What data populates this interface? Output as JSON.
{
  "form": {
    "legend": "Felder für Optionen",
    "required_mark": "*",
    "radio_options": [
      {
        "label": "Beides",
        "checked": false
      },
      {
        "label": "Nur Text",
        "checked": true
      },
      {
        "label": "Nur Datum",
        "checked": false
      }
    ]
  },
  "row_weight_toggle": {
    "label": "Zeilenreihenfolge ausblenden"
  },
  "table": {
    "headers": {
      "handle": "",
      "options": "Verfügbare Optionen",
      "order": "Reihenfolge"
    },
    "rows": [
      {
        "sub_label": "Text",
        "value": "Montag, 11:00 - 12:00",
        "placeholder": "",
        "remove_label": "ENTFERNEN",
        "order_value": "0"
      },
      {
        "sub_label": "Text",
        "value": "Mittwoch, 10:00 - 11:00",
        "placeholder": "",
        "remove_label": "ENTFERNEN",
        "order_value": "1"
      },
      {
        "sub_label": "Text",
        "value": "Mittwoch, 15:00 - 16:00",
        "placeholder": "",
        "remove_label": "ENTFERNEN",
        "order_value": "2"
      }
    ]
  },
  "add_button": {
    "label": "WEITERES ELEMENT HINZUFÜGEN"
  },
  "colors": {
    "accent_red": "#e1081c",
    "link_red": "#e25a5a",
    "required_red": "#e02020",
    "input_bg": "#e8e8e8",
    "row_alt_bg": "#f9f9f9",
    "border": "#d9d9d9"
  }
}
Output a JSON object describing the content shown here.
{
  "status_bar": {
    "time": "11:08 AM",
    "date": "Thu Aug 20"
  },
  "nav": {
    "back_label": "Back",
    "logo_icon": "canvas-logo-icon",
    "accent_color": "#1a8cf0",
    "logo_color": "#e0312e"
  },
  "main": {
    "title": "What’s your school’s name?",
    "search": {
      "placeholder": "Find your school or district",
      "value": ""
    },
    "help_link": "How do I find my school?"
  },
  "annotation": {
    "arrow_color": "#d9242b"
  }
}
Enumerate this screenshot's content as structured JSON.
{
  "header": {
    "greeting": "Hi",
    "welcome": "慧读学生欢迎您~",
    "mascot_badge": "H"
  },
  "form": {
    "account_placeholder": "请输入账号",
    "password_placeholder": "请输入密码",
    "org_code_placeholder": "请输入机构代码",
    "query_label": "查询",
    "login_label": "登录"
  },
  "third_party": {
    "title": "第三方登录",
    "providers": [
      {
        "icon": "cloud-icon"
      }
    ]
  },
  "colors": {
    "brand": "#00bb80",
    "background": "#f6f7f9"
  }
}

++++

▶ **PROBLEM STATEMENT**: Lines of the material that contain the word "your" are to be gathered.

▶ **EXERCISE RESPONSE**:
    "title": "What’s your school’s name?",
      "placeholder": "Find your school or district",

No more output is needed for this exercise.